* start *

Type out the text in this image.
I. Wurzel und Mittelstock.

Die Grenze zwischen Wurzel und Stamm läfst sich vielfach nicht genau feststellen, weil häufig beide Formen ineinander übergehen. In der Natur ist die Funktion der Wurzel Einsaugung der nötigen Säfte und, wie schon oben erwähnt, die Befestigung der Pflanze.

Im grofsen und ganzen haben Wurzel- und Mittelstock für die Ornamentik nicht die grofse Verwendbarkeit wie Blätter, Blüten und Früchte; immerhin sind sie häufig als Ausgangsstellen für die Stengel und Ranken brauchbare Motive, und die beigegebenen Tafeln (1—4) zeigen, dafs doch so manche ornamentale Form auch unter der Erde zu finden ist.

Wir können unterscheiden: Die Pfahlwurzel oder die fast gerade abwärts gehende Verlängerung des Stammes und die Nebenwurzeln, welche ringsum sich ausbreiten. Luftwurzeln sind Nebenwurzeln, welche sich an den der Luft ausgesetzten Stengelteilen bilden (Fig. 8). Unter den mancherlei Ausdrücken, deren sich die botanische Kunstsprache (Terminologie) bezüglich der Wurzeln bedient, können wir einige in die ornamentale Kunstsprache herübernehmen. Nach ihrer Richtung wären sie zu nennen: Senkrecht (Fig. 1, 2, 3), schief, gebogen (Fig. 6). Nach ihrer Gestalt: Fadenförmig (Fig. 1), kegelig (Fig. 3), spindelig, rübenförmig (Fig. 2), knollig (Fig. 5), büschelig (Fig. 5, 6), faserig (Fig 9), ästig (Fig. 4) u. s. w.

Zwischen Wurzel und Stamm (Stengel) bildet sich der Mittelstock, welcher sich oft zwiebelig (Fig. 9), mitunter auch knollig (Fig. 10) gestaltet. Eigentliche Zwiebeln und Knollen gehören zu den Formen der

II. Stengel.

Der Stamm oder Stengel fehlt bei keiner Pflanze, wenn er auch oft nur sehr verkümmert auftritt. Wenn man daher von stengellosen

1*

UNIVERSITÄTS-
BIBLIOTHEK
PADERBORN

* end *

What to produce
Each line above that holds the string "häufig" should be copied and shown.

Response to this exercise
Die Grenze zwischen Wurzel und Stamm läfst sich vielfach nicht genau feststellen, weil häufig beide Formen ineinander übergehen. In der Natur ist die Funktion der Wurzel Einsaugung der nötigen Säfte und, wie schon oben erwähnt, die Befestigung der Pflanze.
Im grofsen und ganzen haben Wurzel- und Mittelstock für die Ornamentik nicht die grofse Verwendbarkeit wie Blätter, Blüten und Früchte; immerhin sind sie häufig als Ausgangsstellen für die Stengel und Ranken brauchbare Motive, und die beigegebenen Tafeln (1—4) zeigen, dafs doch so manche ornamentale Form auch unter der Erde zu finden ist.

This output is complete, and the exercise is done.